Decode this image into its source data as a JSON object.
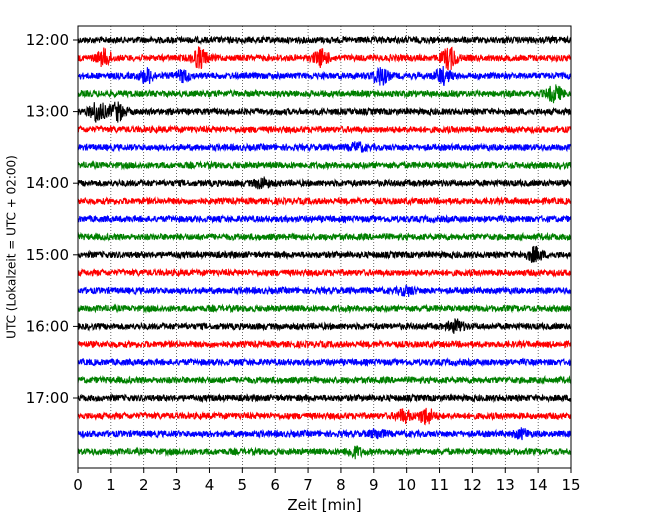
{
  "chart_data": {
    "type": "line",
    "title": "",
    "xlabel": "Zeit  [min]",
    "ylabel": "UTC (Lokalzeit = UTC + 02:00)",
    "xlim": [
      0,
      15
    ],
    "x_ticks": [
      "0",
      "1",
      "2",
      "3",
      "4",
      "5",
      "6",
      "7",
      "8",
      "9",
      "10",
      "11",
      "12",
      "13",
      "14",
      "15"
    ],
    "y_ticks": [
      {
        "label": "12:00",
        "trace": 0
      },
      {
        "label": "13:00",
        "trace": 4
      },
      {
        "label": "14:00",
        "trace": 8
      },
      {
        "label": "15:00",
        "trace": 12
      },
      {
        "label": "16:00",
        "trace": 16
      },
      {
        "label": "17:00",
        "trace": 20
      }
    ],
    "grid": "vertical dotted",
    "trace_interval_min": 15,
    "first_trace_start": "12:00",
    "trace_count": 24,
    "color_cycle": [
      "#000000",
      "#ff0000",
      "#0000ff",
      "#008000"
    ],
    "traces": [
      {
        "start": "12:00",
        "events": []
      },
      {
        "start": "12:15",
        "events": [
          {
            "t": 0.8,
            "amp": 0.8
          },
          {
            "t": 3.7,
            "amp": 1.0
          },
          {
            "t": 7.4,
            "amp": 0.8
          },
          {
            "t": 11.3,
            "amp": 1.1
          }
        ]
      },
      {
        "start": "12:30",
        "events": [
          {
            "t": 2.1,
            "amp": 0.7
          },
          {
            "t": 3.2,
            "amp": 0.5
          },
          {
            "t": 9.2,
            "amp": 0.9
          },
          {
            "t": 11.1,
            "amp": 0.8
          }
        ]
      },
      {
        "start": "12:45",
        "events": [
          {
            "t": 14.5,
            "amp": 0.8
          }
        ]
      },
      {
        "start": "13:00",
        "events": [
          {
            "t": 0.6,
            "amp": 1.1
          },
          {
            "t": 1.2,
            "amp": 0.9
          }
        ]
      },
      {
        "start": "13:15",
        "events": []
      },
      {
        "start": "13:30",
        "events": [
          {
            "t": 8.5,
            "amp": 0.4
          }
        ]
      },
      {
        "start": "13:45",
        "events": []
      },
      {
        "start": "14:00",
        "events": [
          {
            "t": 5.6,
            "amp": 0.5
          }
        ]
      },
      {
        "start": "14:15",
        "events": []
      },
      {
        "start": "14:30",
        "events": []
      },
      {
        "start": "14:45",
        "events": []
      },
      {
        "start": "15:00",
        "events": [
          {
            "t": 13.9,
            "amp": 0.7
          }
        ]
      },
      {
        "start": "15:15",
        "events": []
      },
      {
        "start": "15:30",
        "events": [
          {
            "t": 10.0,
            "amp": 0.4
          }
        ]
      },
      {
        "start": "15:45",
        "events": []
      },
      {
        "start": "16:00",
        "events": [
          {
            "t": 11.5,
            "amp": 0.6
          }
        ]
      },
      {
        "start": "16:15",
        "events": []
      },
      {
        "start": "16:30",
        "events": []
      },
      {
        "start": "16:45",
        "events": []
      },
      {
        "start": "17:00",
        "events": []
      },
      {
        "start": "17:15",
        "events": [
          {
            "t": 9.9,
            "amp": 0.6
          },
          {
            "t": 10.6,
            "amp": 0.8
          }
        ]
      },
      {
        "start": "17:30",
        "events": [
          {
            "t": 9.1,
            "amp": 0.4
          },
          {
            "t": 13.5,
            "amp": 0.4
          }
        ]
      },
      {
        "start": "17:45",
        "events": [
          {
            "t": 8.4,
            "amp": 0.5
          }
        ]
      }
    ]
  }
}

◆ ◆ ◆ ◆ ◆ ◆ ◆

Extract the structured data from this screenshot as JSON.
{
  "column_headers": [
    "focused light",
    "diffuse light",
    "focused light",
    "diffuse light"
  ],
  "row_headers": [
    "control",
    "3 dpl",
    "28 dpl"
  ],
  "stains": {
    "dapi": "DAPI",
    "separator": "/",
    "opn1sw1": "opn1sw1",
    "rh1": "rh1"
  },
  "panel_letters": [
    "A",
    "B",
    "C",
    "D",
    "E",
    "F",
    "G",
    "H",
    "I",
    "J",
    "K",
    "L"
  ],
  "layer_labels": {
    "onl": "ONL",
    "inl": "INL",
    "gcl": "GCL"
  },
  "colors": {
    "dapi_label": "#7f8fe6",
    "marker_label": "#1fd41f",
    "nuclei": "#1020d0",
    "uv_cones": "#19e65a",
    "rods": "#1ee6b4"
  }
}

◆ ◆ ◆ ◆ ◆ ◆ ◆

Exercise:
Look over the listing. Pull out every line with the string "JSON" in it.

Task output:
Decode this image into its source data as a JSON object.
Extract the structured data from this screenshot as JSON.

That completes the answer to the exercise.